園庭の石段からみた情景〜園だより11月号より〜 2012.11.24
<日土の冬が僕らに教えてくれること>
 十月まではほの暖かい陽気が続いていたおかげで何の身構えも身支度もせず十一月の入りを迎えたのですが、強い寒気に見舞われあわててストーブに火を入れて凍えた身体を暖めたものでした。幼稚園の暖房にまた火が灯る季節がやってきました。これから三月までの5ヶ月は日土の谷の寒さと付き合いながら過ごしてゆくことになりますが、『付き合いながら』『折り合いをつけながら』は僕らにとって大事な学び。いきなりの寒気には参りましたが、徐々に深まってゆく秋を過ごす中で、僕らは冬に対する備えを整え、心も身体も本格的な冬を迎える準備をしてゆくのです。
 日常の中では『何事をも想いのままに動かしたい』、そして『それが出来る』と思う増長に浸りきっている僕達が、唯一「相手がお天気じゃしょうがないよね」と謙虚になれる相手、それがこの日土の自然や気候です。さすがの子ども達でも幼稚園児としての分別もついてきたなら「遊びたいんだもん!」と雨の中に飛び出しずぶ濡れになって自ら凍えたりはしなくなって来るものです。雨の日には雨の日の、寒い日には寒い日なりの過ごし方を考えながら、その中で自分の欲求を満足させてくれる遊びを探し出しながら、園生活の中に新たな楽しみを見つけ過ごせるようになってゆくのです。大きく奥深い自然を前にして無力である己の小ささを自らの心をもって省みながら、しかしそんな自分に決して絶望することなく知恵や努力によってこの谷の中でつつましく生きてゆく。この思うようにならない日常の中に喜びや希望を感じながら。これからの季節はそんな想いを大事にしながら、その中に学びのメッセージを織り込みながら子ども達とゆっくり過ごして行きたいと思うのです。

• 取り組む課題:
- a) 本文から、「日常の中では『何事をも想いの」で始まり「ごして行きたいと思うのです。」で終わる箇所を原文どおりに返してください。
- b) 本文によると、日土の谷の寒さと付き合いながら過ごす期間はいつまでの何ヶ月ですか。
- c) 本文中の「幼稚園の暖房にまた火が灯る季節がやってきました。」という一文を英語に訳してください。
項目はここでの作業には一切関わりません。

• 与えられた項目:
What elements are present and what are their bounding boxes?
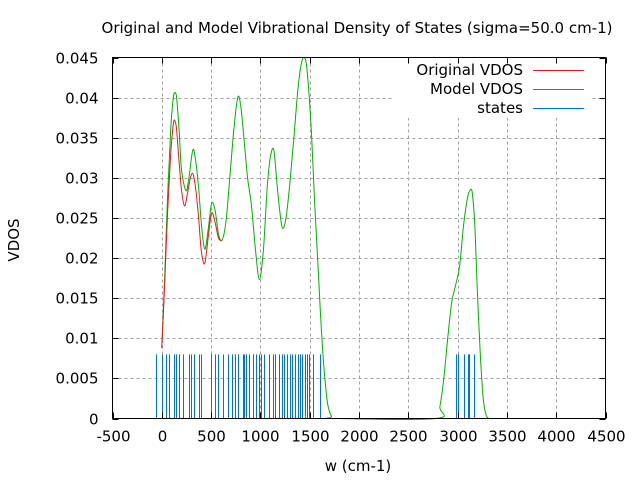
- series-line-original-vdos: [161, 119, 223, 348]
- x-axis-label: w (cm-1): [325, 457, 392, 475]
- y-tick-label: 0.005: [56, 370, 99, 388]
- x-tick-label: 3500: [488, 428, 526, 446]
- x-tick-label: 4500: [587, 428, 625, 446]
- ticks-layer: -500 0 500 1000 1500 2000 2500 3000 3500 4000 4500…: [56, 50, 626, 446]
- y-tick-label: 0: [89, 411, 99, 429]
- grid-layer: [112, 57, 606, 419]
- x-tick-label: 3000: [439, 428, 477, 446]
- y-tick-label: 0.02: [65, 250, 98, 268]
- y-tick-label: 0.01: [65, 330, 98, 348]
- series-layer: [156, 57, 490, 420]
- y-tick-label: 0.025: [56, 210, 99, 228]
- series-line-model-vdos: [161, 57, 490, 420]
- y-tick-label: 0.045: [56, 50, 99, 68]
- legend-label: Model VDOS: [430, 80, 523, 98]
- legend-label: states: [477, 99, 523, 117]
- x-tick-label: 2000: [340, 428, 378, 446]
- y-tick-label: 0.015: [56, 290, 99, 308]
- x-tick-label: 2500: [389, 428, 427, 446]
- x-tick-label: 1000: [241, 428, 279, 446]
- chart-title: Original and Model Vibrational Density o…: [102, 19, 613, 37]
- y-tick-label: 0.035: [56, 130, 99, 148]
- x-tick-label: -500: [96, 428, 130, 446]
- x-tick-label: 4000: [537, 428, 575, 446]
- y-tick-label: 0.03: [65, 170, 98, 188]
- x-tick-label: 500: [197, 428, 226, 446]
- y-axis-label: VDOS: [5, 218, 23, 261]
- legend-label: Original VDOS: [416, 61, 523, 79]
- x-tick-label: 1500: [291, 428, 329, 446]
- x-tick-label: 0: [158, 428, 168, 446]
- y-tick-label: 0.04: [65, 90, 98, 108]
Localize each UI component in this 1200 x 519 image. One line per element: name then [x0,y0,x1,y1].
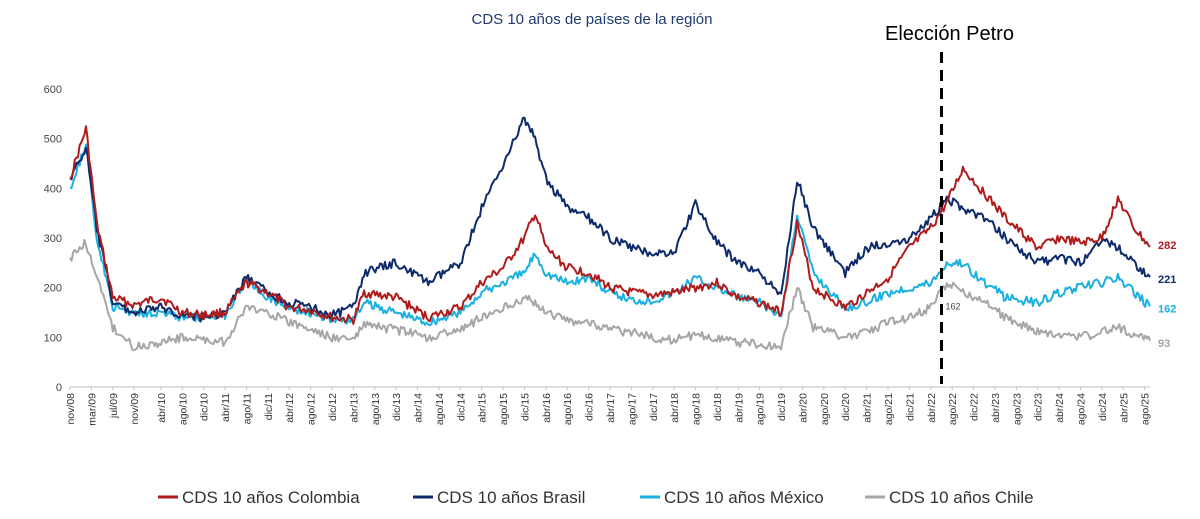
x-tick-label: abr/25 [1118,393,1130,423]
x-tick-label: abr/17 [605,393,617,423]
chile-callout-label: 162 [945,302,960,312]
x-tick-label: ago/18 [691,393,703,425]
x-tick-label: abr/15 [477,393,489,423]
x-tick-label: dic/23 [1033,393,1045,421]
x-tick-label: abr/11 [220,393,232,422]
legend: CDS 10 años Colombia CDS 10 años Brasil CD… [158,488,1034,507]
x-tick-label: abr/10 [156,393,168,423]
election-annotation: Elección Petro [885,23,1014,45]
x-tick-label: dic/22 [969,393,981,421]
end-value-label: 162 [1158,304,1176,316]
x-tick-label: dic/16 [584,393,596,421]
y-tick-label: 400 [44,183,62,195]
y-tick-label: 300 [44,233,62,245]
x-tick-label: ago/14 [434,393,446,425]
x-tick-label: ago/15 [498,393,510,425]
x-tick-label: dic/13 [391,393,403,421]
x-tick-label: ago/11 [241,393,253,424]
end-labels: 93 162 221 282 [1158,240,1176,350]
series-line-1 [69,116,1151,323]
chart-title: CDS 10 años de países de la región [472,11,713,28]
x-tick-label: abr/19 [733,393,745,423]
x-tick-label: dic/24 [1097,393,1109,421]
x-tick-label: abr/13 [348,393,360,423]
x-tick-label: mar/09 [86,393,98,426]
end-value-label: 221 [1158,274,1176,286]
x-tick-label: ago/24 [1075,393,1087,425]
x-tick-label: ago/20 [819,393,831,425]
x-tick-label: nov/08 [65,393,77,425]
x-tick-label: dic/14 [455,393,467,421]
x-tick-label: nov/09 [129,393,141,425]
y-tick-label: 500 [44,134,62,146]
x-tick-label: ago/25 [1140,393,1152,425]
x-tick-label: ago/22 [947,393,959,425]
legend-label: CDS 10 años México [664,488,824,507]
legend-label: CDS 10 años Chile [889,488,1034,507]
end-value-label: 93 [1158,338,1170,350]
x-tick-label: jul/09 [108,393,120,419]
x-tick-label: dic/10 [199,393,211,421]
x-tick-label: dic/20 [840,393,852,421]
x-tick-label: abr/21 [862,393,874,423]
x-tick-label: abr/24 [1054,393,1066,423]
x-tick-label: ago/19 [755,393,767,425]
x-tick-label: dic/12 [327,393,339,421]
x-tick-label: abr/22 [926,393,938,423]
x-tick-label: ago/21 [883,393,895,425]
x-tick-label: dic/15 [519,393,531,421]
x-tick-label: ago/10 [177,393,189,425]
annotation-layer: Elección Petro 162 [885,23,1014,384]
x-tick-label: dic/19 [776,393,788,421]
x-tick-label: ago/16 [562,393,574,425]
end-value-label: 282 [1158,240,1176,252]
series-layer [69,116,1151,351]
x-tick-label: abr/14 [413,393,425,423]
legend-label: CDS 10 años Brasil [437,488,585,507]
y-tick-label: 100 [44,332,62,344]
legend-label: CDS 10 años Colombia [182,488,360,507]
y-tick-label: 200 [44,283,62,295]
series-line-3 [69,239,1151,351]
x-tick-label: ago/23 [1011,393,1023,425]
x-tick-label: abr/23 [990,393,1002,423]
axes: 0 100 200 300 400 500 600 nov/08 mar/09 jul/09 nov… [44,84,1152,426]
y-tick-label: 600 [44,84,62,96]
x-tick-label: abr/12 [284,393,296,423]
x-tick-label: ago/12 [306,393,318,425]
x-tick-label: dic/17 [648,393,660,421]
x-tick-label: abr/18 [669,393,681,423]
x-tick-label: abr/16 [541,393,553,423]
x-tick-label: abr/20 [797,393,809,423]
x-tick-label: dic/21 [904,393,916,421]
series-line-0 [69,125,1151,325]
x-tick-label: ago/17 [626,393,638,425]
x-tick-label: dic/18 [712,393,724,421]
x-tick-label: dic/11 [263,393,275,420]
y-tick-label: 0 [56,382,62,394]
x-tick-label: ago/13 [370,393,382,425]
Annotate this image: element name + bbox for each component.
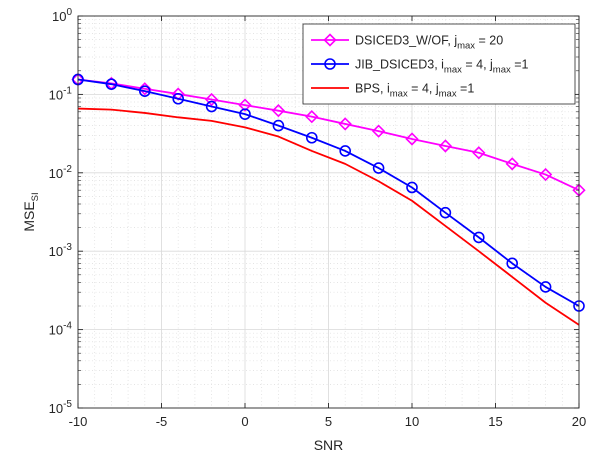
data-point-diamond — [472, 146, 486, 160]
x-tick-label: 15 — [488, 414, 502, 429]
x-tick-label: 0 — [241, 414, 248, 429]
y-tick-label: 10-2 — [49, 164, 73, 181]
data-point-circle — [339, 145, 352, 157]
legend-item: BPS, imax = 4, jmax =1 — [311, 82, 474, 100]
x-tick-label: -5 — [156, 414, 168, 429]
data-point-circle — [172, 92, 184, 105]
data-point-circle — [305, 131, 318, 144]
y-axis-title-main: MSE — [21, 201, 37, 231]
legend-label: JIB_DSICED3, imax = 4, jmax =1 — [355, 58, 529, 76]
data-point-circle — [139, 85, 151, 97]
data-point-circle — [205, 100, 218, 113]
x-tick-label: -10 — [69, 414, 88, 429]
series-line — [77, 78, 580, 307]
data-point-circle — [506, 257, 519, 270]
y-tick-label: 10-1 — [49, 85, 73, 102]
legend-item: DSICED3_W/OF, jmax = 20 — [311, 33, 503, 52]
data-point-diamond — [323, 33, 337, 47]
data-point-circle — [472, 231, 485, 244]
data-point-diamond — [538, 167, 553, 182]
data-point-diamond — [438, 139, 453, 153]
ticks: -10 -5 0 5 10 15 20 10-5 10-4 10-3 10-2 10-1 100 — [49, 7, 587, 429]
legend-label: DSICED3_W/OF, jmax = 20 — [355, 34, 503, 52]
data-point-circle — [539, 281, 552, 293]
legend-item: JIB_DSICED3, imax = 4, jmax =1 — [311, 58, 529, 76]
y-tick-label: 10-4 — [49, 321, 73, 338]
axis-titles: SNR MSESI — [21, 192, 343, 453]
data-point-circle — [406, 181, 418, 194]
data-point-diamond — [305, 110, 319, 124]
legend: DSICED3_W/OF, jmax = 20 JIB_DSICED3, imax… — [302, 23, 576, 105]
y-tick-label: 10-3 — [49, 242, 73, 259]
data-point-diamond — [238, 98, 252, 112]
data-point-circle — [105, 78, 118, 90]
y-tick-label: 10-5 — [49, 399, 73, 416]
data-point-circle — [439, 206, 452, 219]
data-point-diamond — [405, 132, 419, 146]
y-axis-title-subscript: SI — [30, 192, 41, 201]
x-tick-label: 5 — [325, 414, 332, 429]
data-point-diamond — [204, 92, 219, 107]
data-point-circle — [239, 108, 251, 120]
data-point-diamond — [271, 104, 286, 118]
x-axis-title: SNR — [314, 437, 344, 453]
legend-label: BPS, imax = 4, jmax =1 — [355, 82, 474, 100]
data-point-diamond — [338, 117, 352, 131]
y-tick-label: 100 — [52, 7, 72, 24]
x-tick-label: 20 — [572, 414, 586, 429]
data-point-circle — [272, 119, 285, 132]
y-axis-title: MSESI — [21, 192, 41, 231]
x-tick-label: 10 — [405, 414, 419, 429]
series-3 — [77, 107, 580, 326]
data-point-circle — [372, 162, 385, 174]
data-point-circle — [324, 58, 336, 70]
series-line — [77, 78, 580, 192]
data-point-diamond — [371, 124, 386, 138]
series-line — [77, 107, 580, 326]
data-point-diamond — [505, 157, 519, 171]
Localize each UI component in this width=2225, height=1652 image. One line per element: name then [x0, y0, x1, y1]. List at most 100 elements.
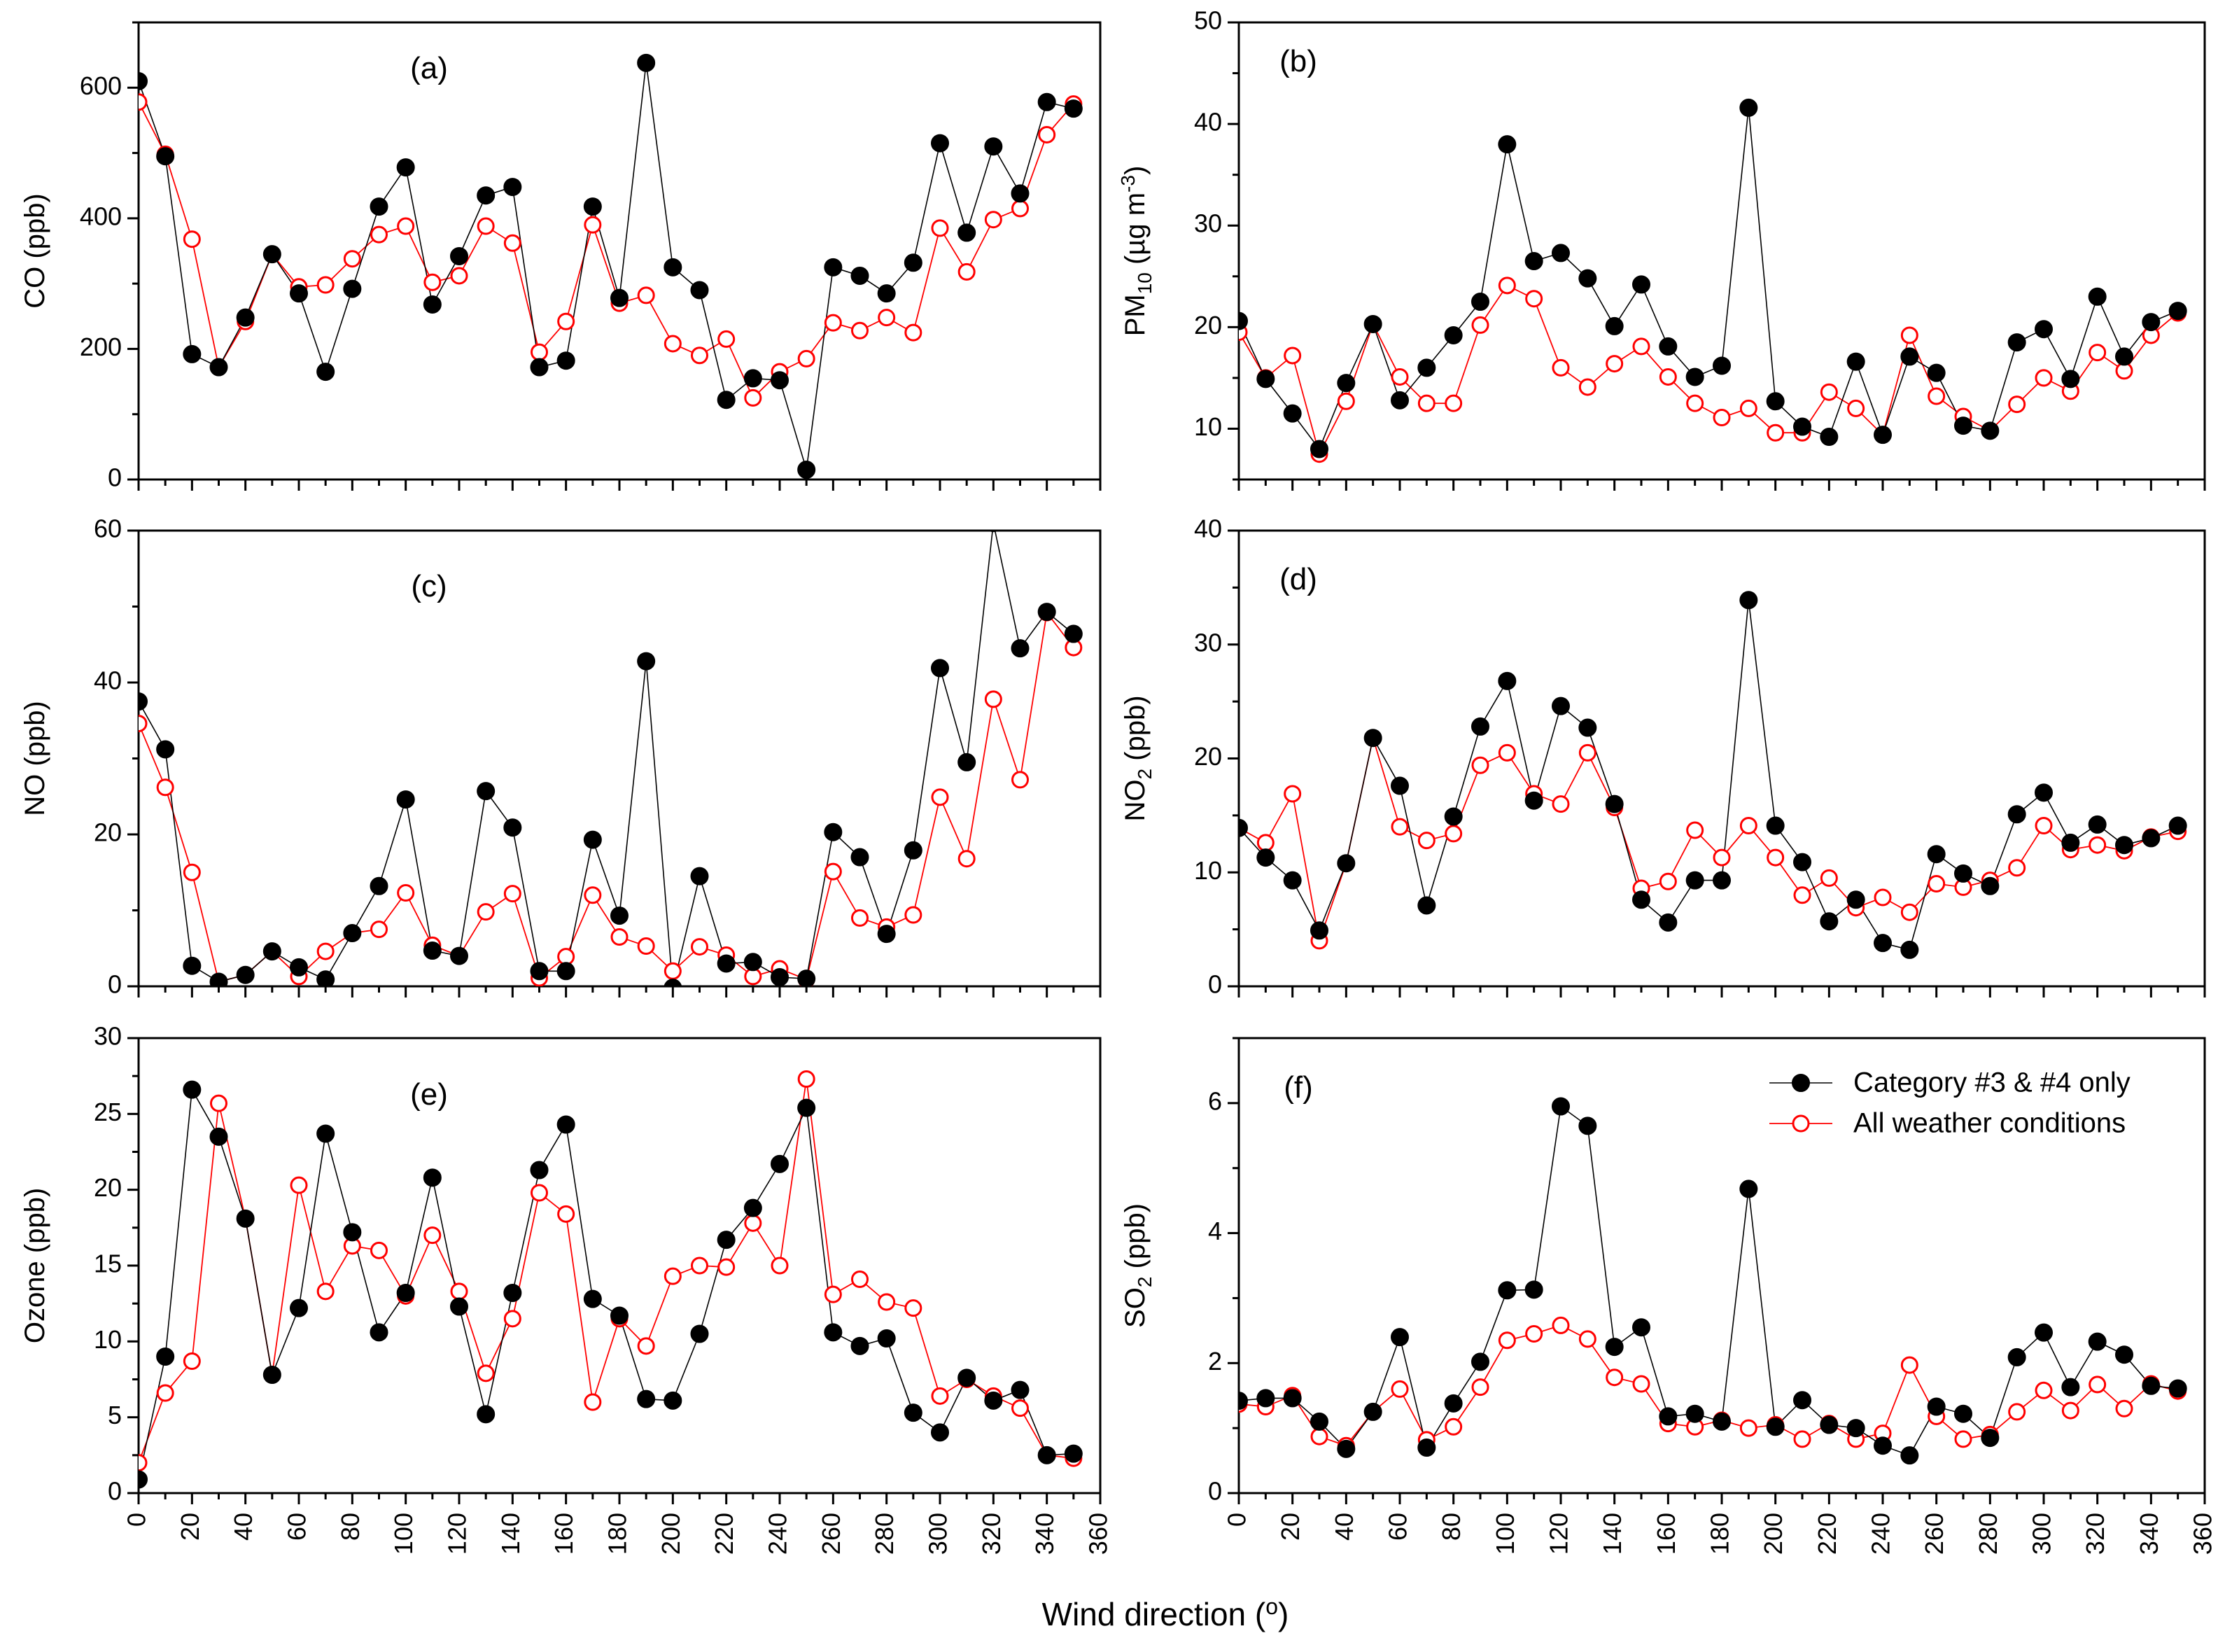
data-point-all-weather: [1847, 399, 1865, 417]
data-point-category: [1471, 1352, 1489, 1371]
data-point-category: [984, 137, 1003, 156]
data-point-category: [156, 147, 175, 166]
x-tick-label: 20: [1276, 1513, 1305, 1541]
y-tick-label: 20: [1194, 311, 1222, 340]
x-tick-label: 60: [283, 1513, 311, 1541]
data-point-all-weather: [2115, 1399, 2133, 1418]
data-point-category: [664, 1391, 682, 1410]
y-tick-label: 0: [108, 1477, 122, 1506]
data-point-category: [530, 962, 549, 981]
data-point-all-weather: [1038, 125, 1056, 144]
data-point-category: [1954, 1404, 1972, 1423]
x-tick-label: 20: [176, 1513, 204, 1541]
data-point-category: [637, 53, 656, 72]
data-point-category: [1471, 717, 1489, 736]
series-line-category: [139, 531, 1074, 986]
data-point-category: [1900, 940, 1919, 959]
data-point-category: [556, 1115, 575, 1134]
data-point-category: [2168, 1379, 2187, 1398]
y-tick-label: 400: [80, 202, 122, 230]
data-point-category: [530, 358, 549, 377]
data-point-category: [1685, 368, 1704, 386]
data-point-all-weather: [1445, 1418, 1463, 1436]
data-point-category: [1578, 1116, 1597, 1135]
data-point-category: [2115, 836, 2133, 855]
data-point-all-weather: [1632, 1375, 1650, 1393]
y-tick-label: 6: [1208, 1086, 1222, 1115]
data-point-all-weather: [584, 886, 602, 904]
data-point-all-weather: [156, 778, 174, 797]
data-point-category: [1552, 1097, 1570, 1116]
data-point-category: [904, 1404, 922, 1422]
data-point-category: [1391, 776, 1409, 795]
data-point-all-weather: [1686, 821, 1704, 839]
data-point-category: [316, 970, 335, 986]
data-point-all-weather: [931, 219, 949, 237]
data-point-all-weather: [1498, 743, 1516, 762]
data-point-category: [1739, 591, 1758, 610]
data-point-category: [1820, 1415, 1839, 1434]
data-point-category: [717, 954, 736, 973]
data-point-category: [1632, 275, 1650, 294]
data-point-all-weather: [1525, 1325, 1543, 1343]
x-tick-label: 300: [2028, 1513, 2056, 1555]
x-tick-label: 160: [549, 1513, 578, 1555]
series-line-category: [139, 1088, 1074, 1480]
x-tick-label: 100: [389, 1513, 418, 1555]
data-point-category: [690, 867, 709, 886]
data-point-all-weather: [1417, 394, 1436, 412]
data-point-category: [1713, 871, 1731, 890]
data-point-category: [1659, 1407, 1678, 1426]
data-point-category: [2035, 1323, 2053, 1342]
data-point-category: [1310, 921, 1328, 940]
data-point-category: [1444, 326, 1463, 344]
data-point-category: [690, 1324, 709, 1343]
data-point-category: [984, 1391, 1003, 1410]
data-point-category: [423, 295, 442, 314]
x-tick-label: 240: [1867, 1513, 1895, 1555]
data-point-all-weather: [1713, 408, 1731, 426]
x-tick-label: 240: [764, 1513, 792, 1555]
data-point-all-weather: [2008, 859, 2026, 877]
data-point-category: [1713, 356, 1731, 375]
data-point-category: [1552, 244, 1570, 262]
data-point-category: [1498, 671, 1517, 690]
data-point-category: [824, 258, 843, 276]
data-point-all-weather: [316, 942, 335, 960]
data-point-category: [931, 134, 949, 153]
plot-area: [139, 531, 1083, 986]
data-point-all-weather: [984, 690, 1002, 708]
x-tick-label: 280: [1974, 1513, 2002, 1555]
data-point-category: [2142, 1376, 2161, 1395]
data-point-all-weather: [957, 850, 976, 868]
data-point-all-weather: [1310, 1427, 1328, 1446]
data-point-category: [583, 197, 602, 216]
panel-e: 0 20 40 60 80 100 120 140 160 180 200 220 240 260 280 3…: [20, 1022, 1113, 1555]
y-tick-label: 60: [94, 514, 122, 543]
panel-c: 0 20 40 60 NO (ppb) (c): [20, 514, 1102, 999]
data-point-all-weather: [904, 1299, 922, 1317]
data-point-category: [503, 1284, 522, 1302]
data-point-category: [1524, 252, 1543, 271]
data-point-all-weather: [1659, 368, 1677, 386]
series-line-category: [1239, 107, 2179, 451]
data-point-category: [1578, 269, 1597, 288]
data-point-all-weather: [878, 309, 896, 327]
data-point-category: [743, 369, 762, 388]
data-point-all-weather: [1578, 378, 1596, 396]
y-tick-label: 10: [1194, 412, 1222, 441]
y-tick-label: 10: [1194, 856, 1222, 885]
data-point-category: [450, 946, 468, 965]
y-tick-label: 10: [94, 1325, 122, 1354]
plot-frame: [1237, 529, 2206, 988]
data-point-all-weather: [664, 335, 682, 353]
plot-area: [1239, 1097, 2187, 1465]
x-tick-label: 260: [1920, 1513, 1949, 1555]
data-point-all-weather: [557, 312, 575, 330]
data-point-category: [396, 1284, 415, 1302]
data-point-all-weather: [477, 903, 495, 921]
y-tick-label: 40: [94, 666, 122, 695]
data-point-category: [1444, 1394, 1463, 1413]
data-point-category: [1239, 1392, 1248, 1410]
data-point-category: [583, 830, 602, 849]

• 課題別の解答:
- a)
日常の中では『何事をも想いのままに動かしたい』、そして『それが出来る』と思う増長に浸りきっている僕達が、唯一「相手がお天気じゃしょうがないよね」と謙虚になれる相手、それがこの日土の自然や気候です。さすがの子ども達でも幼稚園児としての分別もついてきたなら「遊びたいんだもん!」と雨の中に飛び出しずぶ濡れになって自ら凍えたりはしなくなって来るものです。雨の日には雨の日の、寒い日には寒い日なりの過ごし方を考えながら、その中で自分の欲求を満足させてくれる遊びを探し出しながら、園生活の中に新たな楽しみを見つけ過ごせるようになってゆくのです。大きく奥深い自然を前にして無力である己の小ささを自らの心をもって省みながら、しかしそんな自分に決して絶望することなく知恵や努力によってこの谷の中でつつましく生きてゆく。この思うようにならない日常の中に喜びや希望を感じながら。これからの季節はそんな想いを大事にしながら、その中に学びのメッセージを織り込みながら子ども達とゆっくり過ごして行きたいと思うのです。

- b) これから三月までの5ヶ月です。

- c) The season has come when the heating at the kindergarten is lit once again.